AIM: Each record must be reproduced exactly as it is shown.

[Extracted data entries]
_ _ _ _ _ _ _
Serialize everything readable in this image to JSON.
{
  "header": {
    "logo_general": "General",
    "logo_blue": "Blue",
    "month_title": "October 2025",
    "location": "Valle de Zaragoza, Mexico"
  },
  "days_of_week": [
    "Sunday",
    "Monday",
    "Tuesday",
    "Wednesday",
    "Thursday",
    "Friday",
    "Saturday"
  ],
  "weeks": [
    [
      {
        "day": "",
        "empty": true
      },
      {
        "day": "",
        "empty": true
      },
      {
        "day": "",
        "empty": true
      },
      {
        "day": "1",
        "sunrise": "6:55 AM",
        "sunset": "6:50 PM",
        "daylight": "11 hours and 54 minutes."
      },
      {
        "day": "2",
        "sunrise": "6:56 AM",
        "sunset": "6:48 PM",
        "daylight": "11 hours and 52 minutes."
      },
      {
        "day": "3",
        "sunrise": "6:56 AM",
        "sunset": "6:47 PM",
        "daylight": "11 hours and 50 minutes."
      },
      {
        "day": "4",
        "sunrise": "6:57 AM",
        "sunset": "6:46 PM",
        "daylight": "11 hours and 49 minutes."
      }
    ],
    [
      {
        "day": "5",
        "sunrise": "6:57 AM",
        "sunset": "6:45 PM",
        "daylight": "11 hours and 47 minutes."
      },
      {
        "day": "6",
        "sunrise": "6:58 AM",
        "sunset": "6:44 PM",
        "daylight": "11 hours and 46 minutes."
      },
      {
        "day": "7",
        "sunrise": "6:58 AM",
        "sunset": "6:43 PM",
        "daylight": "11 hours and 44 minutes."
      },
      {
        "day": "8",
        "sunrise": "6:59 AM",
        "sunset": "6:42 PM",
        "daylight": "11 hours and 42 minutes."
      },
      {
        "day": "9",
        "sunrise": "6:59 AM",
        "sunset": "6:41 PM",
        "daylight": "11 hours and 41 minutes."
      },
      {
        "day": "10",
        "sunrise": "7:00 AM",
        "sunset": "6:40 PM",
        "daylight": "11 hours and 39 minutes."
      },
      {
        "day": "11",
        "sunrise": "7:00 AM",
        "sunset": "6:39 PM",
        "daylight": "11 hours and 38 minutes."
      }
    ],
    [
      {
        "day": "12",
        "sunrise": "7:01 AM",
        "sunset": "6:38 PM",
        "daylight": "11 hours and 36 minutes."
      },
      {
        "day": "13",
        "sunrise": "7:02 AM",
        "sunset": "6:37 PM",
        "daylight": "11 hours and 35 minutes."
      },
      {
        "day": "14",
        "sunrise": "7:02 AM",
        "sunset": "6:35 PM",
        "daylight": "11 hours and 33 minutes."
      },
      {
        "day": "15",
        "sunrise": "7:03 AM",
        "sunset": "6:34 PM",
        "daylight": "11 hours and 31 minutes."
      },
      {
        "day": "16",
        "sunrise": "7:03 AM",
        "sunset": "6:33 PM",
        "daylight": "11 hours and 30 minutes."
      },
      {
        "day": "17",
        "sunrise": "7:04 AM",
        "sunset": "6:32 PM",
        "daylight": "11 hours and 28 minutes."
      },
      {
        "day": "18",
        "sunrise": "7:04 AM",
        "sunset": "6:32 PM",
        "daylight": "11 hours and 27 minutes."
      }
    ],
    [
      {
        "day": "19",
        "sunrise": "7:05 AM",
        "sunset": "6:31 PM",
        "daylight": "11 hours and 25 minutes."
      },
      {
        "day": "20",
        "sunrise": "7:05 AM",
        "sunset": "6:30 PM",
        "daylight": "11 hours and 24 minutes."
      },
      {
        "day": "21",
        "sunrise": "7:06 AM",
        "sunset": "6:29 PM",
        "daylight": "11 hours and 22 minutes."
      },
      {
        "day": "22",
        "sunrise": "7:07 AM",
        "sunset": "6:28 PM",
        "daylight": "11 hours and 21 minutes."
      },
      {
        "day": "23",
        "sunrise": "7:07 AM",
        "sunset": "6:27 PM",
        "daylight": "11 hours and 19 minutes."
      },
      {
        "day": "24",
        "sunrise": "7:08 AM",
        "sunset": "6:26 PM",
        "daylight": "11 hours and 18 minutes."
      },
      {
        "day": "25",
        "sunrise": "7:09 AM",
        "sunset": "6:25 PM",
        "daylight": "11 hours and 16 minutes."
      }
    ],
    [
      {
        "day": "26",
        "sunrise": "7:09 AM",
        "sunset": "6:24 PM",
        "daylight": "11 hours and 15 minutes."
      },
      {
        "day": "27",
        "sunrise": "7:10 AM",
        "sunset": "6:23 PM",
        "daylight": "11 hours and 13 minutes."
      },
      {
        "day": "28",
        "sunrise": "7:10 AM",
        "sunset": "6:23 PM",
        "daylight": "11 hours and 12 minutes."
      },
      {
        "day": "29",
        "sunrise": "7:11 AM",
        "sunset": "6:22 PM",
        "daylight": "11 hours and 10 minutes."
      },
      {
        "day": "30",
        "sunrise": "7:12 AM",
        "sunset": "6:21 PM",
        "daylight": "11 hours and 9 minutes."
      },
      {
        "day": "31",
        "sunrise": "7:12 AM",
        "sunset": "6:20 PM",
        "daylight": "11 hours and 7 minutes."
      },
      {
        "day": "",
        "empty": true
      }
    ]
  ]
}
_ _ _ _ _ _ _
EXERCISE RESULT:
Serialize everything readable in this image to JSON.
{
  "header": {
    "logo_general": "General",
    "logo_blue": "Blue",
    "month_title": "October 2025",
    "location": "Valle de Zaragoza, Mexico"
  },
  "days_of_week": [
    "Sunday",
    "Monday",
    "Tuesday",
    "Wednesday",
    "Thursday",
    "Friday",
    "Saturday"
  ],
  "weeks": [
    [
      {
        "day": "",
        "empty": true
      },
      {
        "day": "",
        "empty": true
      },
      {
        "day": "",
        "empty": true
      },
      {
        "day": "1",
        "sunrise": "6:55 AM",
        "sunset": "6:50 PM",
        "daylight": "11 hours and 54 minutes."
      },
      {
        "day": "2",
        "sunrise": "6:56 AM",
        "sunset": "6:48 PM",
        "daylight": "11 hours and 52 minutes."
      },
      {
        "day": "3",
        "sunrise": "6:56 AM",
        "sunset": "6:47 PM",
        "daylight": "11 hours and 50 minutes."
      },
      {
        "day": "4",
        "sunrise": "6:57 AM",
        "sunset": "6:46 PM",
        "daylight": "11 hours and 49 minutes."
      }
    ],
    [
      {
        "day": "5",
        "sunrise": "6:57 AM",
        "sunset": "6:45 PM",
        "daylight": "11 hours and 47 minutes."
      },
      {
        "day": "6",
        "sunrise": "6:58 AM",
        "sunset": "6:44 PM",
        "daylight": "11 hours and 46 minutes."
      },
      {
        "day": "7",
        "sunrise": "6:58 AM",
        "sunset": "6:43 PM",
        "daylight": "11 hours and 44 minutes."
      },
      {
        "day": "8",
        "sunrise": "6:59 AM",
        "sunset": "6:42 PM",
        "daylight": "11 hours and 42 minutes."
      },
      {
        "day": "9",
        "sunrise": "6:59 AM",
        "sunset": "6:41 PM",
        "daylight": "11 hours and 41 minutes."
      },
      {
        "day": "10",
        "sunrise": "7:00 AM",
        "sunset": "6:40 PM",
        "daylight": "11 hours and 39 minutes."
      },
      {
        "day": "11",
        "sunrise": "7:00 AM",
        "sunset": "6:39 PM",
        "daylight": "11 hours and 38 minutes."
      }
    ],
    [
      {
        "day": "12",
        "sunrise": "7:01 AM",
        "sunset": "6:38 PM",
        "daylight": "11 hours and 36 minutes."
      },
      {
        "day": "13",
        "sunrise": "7:02 AM",
        "sunset": "6:37 PM",
        "daylight": "11 hours and 35 minutes."
      },
      {
        "day": "14",
        "sunrise": "7:02 AM",
        "sunset": "6:35 PM",
        "daylight": "11 hours and 33 minutes."
      },
      {
        "day": "15",
        "sunrise": "7:03 AM",
        "sunset": "6:34 PM",
        "daylight": "11 hours and 31 minutes."
      },
      {
        "day": "16",
        "sunrise": "7:03 AM",
        "sunset": "6:33 PM",
        "daylight": "11 hours and 30 minutes."
      },
      {
        "day": "17",
        "sunrise": "7:04 AM",
        "sunset": "6:32 PM",
        "daylight": "11 hours and 28 minutes."
      },
      {
        "day": "18",
        "sunrise": "7:04 AM",
        "sunset": "6:32 PM",
        "daylight": "11 hours and 27 minutes."
      }
    ],
    [
      {
        "day": "19",
        "sunrise": "7:05 AM",
        "sunset": "6:31 PM",
        "daylight": "11 hours and 25 minutes."
      },
      {
        "day": "20",
        "sunrise": "7:05 AM",
        "sunset": "6:30 PM",
        "daylight": "11 hours and 24 minutes."
      },
      {
        "day": "21",
        "sunrise": "7:06 AM",
        "sunset": "6:29 PM",
        "daylight": "11 hours and 22 minutes."
      },
      {
        "day": "22",
        "sunrise": "7:07 AM",
        "sunset": "6:28 PM",
        "daylight": "11 hours and 21 minutes."
      },
      {
        "day": "23",
        "sunrise": "7:07 AM",
        "sunset": "6:27 PM",
        "daylight": "11 hours and 19 minutes."
      },
      {
        "day": "24",
        "sunrise": "7:08 AM",
        "sunset": "6:26 PM",
        "daylight": "11 hours and 18 minutes."
      },
      {
        "day": "25",
        "sunrise": "7:09 AM",
        "sunset": "6:25 PM",
        "daylight": "11 hours and 16 minutes."
      }
    ],
    [
      {
        "day": "26",
        "sunrise": "7:09 AM",
        "sunset": "6:24 PM",
        "daylight": "11 hours and 15 minutes."
      },
      {
        "day": "27",
        "sunrise": "7:10 AM",
        "sunset": "6:23 PM",
        "daylight": "11 hours and 13 minutes."
      },
      {
        "day": "28",
        "sunrise": "7:10 AM",
        "sunset": "6:23 PM",
        "daylight": "11 hours and 12 minutes."
      },
      {
        "day": "29",
        "sunrise": "7:11 AM",
        "sunset": "6:22 PM",
        "daylight": "11 hours and 10 minutes."
      },
      {
        "day": "30",
        "sunrise": "7:12 AM",
        "sunset": "6:21 PM",
        "daylight": "11 hours and 9 minutes."
      },
      {
        "day": "31",
        "sunrise": "7:12 AM",
        "sunset": "6:20 PM",
        "daylight": "11 hours and 7 minutes."
      },
      {
        "day": "",
        "empty": true
      }
    ]
  ]
}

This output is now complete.